▶ **GOAL**: Repeat the lines that follow, leaving nothing out.

▶ **EXTRACTED INFORMATION**:

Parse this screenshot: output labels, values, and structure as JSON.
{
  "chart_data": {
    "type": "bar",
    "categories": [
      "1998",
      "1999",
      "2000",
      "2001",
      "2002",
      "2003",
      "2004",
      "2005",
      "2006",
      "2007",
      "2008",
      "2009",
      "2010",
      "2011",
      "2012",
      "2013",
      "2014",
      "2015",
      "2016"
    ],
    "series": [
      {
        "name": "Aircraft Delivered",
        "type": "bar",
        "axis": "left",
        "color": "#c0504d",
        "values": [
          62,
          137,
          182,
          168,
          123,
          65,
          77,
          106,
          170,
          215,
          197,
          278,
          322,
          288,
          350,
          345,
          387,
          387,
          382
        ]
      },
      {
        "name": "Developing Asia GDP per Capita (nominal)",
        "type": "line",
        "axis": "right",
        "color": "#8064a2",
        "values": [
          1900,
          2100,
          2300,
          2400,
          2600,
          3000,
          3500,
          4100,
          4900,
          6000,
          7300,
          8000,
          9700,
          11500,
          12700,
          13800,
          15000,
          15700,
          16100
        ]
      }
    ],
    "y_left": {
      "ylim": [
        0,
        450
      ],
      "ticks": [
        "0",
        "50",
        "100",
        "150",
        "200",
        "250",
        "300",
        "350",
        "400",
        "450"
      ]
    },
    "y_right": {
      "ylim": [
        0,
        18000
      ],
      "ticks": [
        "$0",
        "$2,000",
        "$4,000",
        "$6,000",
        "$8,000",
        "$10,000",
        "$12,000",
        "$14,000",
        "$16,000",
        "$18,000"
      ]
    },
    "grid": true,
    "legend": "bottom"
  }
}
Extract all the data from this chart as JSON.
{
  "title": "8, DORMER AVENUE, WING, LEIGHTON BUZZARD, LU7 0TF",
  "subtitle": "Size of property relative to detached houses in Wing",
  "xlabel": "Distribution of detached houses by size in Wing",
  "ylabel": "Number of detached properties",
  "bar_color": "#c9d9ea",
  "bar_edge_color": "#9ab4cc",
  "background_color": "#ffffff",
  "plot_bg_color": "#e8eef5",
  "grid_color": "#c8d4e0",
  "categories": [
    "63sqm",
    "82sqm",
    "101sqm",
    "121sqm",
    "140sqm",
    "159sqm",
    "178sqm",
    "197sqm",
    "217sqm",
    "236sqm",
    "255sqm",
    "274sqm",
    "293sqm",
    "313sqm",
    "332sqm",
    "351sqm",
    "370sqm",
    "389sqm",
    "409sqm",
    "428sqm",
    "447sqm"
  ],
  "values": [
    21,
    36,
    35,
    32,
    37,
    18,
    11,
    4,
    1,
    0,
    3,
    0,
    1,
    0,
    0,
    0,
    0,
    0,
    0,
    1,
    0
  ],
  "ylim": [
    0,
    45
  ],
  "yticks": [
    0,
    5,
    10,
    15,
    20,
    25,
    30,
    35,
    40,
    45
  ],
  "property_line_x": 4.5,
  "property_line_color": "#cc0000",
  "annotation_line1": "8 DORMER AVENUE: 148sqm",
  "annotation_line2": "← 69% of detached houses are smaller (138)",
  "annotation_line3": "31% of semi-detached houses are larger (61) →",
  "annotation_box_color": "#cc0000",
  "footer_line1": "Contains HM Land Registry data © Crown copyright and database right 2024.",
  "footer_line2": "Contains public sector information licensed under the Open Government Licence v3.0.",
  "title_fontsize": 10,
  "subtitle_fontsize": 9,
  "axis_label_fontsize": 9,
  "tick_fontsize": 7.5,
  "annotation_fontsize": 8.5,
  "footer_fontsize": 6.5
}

▶ **RESPONSE TO THIS EXERCISE**:
Parse this screenshot: output labels, values, and structure as JSON.
{
  "chart_data": {
    "type": "bar",
    "categories": [
      "1998",
      "1999",
      "2000",
      "2001",
      "2002",
      "2003",
      "2004",
      "2005",
      "2006",
      "2007",
      "2008",
      "2009",
      "2010",
      "2011",
      "2012",
      "2013",
      "2014",
      "2015",
      "2016"
    ],
    "series": [
      {
        "name": "Aircraft Delivered",
        "type": "bar",
        "axis": "left",
        "color": "#c0504d",
        "values": [
          62,
          137,
          182,
          168,
          123,
          65,
          77,
          106,
          170,
          215,
          197,
          278,
          322,
          288,
          350,
          345,
          387,
          387,
          382
        ]
      },
      {
        "name": "Developing Asia GDP per Capita (nominal)",
        "type": "line",
        "axis": "right",
        "color": "#8064a2",
        "values": [
          1900,
          2100,
          2300,
          2400,
          2600,
          3000,
          3500,
          4100,
          4900,
          6000,
          7300,
          8000,
          9700,
          11500,
          12700,
          13800,
          15000,
          15700,
          16100
        ]
      }
    ],
    "y_left": {
      "ylim": [
        0,
        450
      ],
      "ticks": [
        "0",
        "50",
        "100",
        "150",
        "200",
        "250",
        "300",
        "350",
        "400",
        "450"
      ]
    },
    "y_right": {
      "ylim": [
        0,
        18000
      ],
      "ticks": [
        "$0",
        "$2,000",
        "$4,000",
        "$6,000",
        "$8,000",
        "$10,000",
        "$12,000",
        "$14,000",
        "$16,000",
        "$18,000"
      ]
    },
    "grid": true,
    "legend": "bottom"
  }
}
Extract all the data from this chart as JSON.
{
  "title": "8, DORMER AVENUE, WING, LEIGHTON BUZZARD, LU7 0TF",
  "subtitle": "Size of property relative to detached houses in Wing",
  "xlabel": "Distribution of detached houses by size in Wing",
  "ylabel": "Number of detached properties",
  "bar_color": "#c9d9ea",
  "bar_edge_color": "#9ab4cc",
  "background_color": "#ffffff",
  "plot_bg_color": "#e8eef5",
  "grid_color": "#c8d4e0",
  "categories": [
    "63sqm",
    "82sqm",
    "101sqm",
    "121sqm",
    "140sqm",
    "159sqm",
    "178sqm",
    "197sqm",
    "217sqm",
    "236sqm",
    "255sqm",
    "274sqm",
    "293sqm",
    "313sqm",
    "332sqm",
    "351sqm",
    "370sqm",
    "389sqm",
    "409sqm",
    "428sqm",
    "447sqm"
  ],
  "values": [
    21,
    36,
    35,
    32,
    37,
    18,
    11,
    4,
    1,
    0,
    3,
    0,
    1,
    0,
    0,
    0,
    0,
    0,
    0,
    1,
    0
  ],
  "ylim": [
    0,
    45
  ],
  "yticks": [
    0,
    5,
    10,
    15,
    20,
    25,
    30,
    35,
    40,
    45
  ],
  "property_line_x": 4.5,
  "property_line_color": "#cc0000",
  "annotation_line1": "8 DORMER AVENUE: 148sqm",
  "annotation_line2": "← 69% of detached houses are smaller (138)",
  "annotation_line3": "31% of semi-detached houses are larger (61) →",
  "annotation_box_color": "#cc0000",
  "footer_line1": "Contains HM Land Registry data © Crown copyright and database right 2024.",
  "footer_line2": "Contains public sector information licensed under the Open Government Licence v3.0.",
  "title_fontsize": 10,
  "subtitle_fontsize": 9,
  "axis_label_fontsize": 9,
  "tick_fontsize": 7.5,
  "annotation_fontsize": 8.5,
  "footer_fontsize": 6.5
}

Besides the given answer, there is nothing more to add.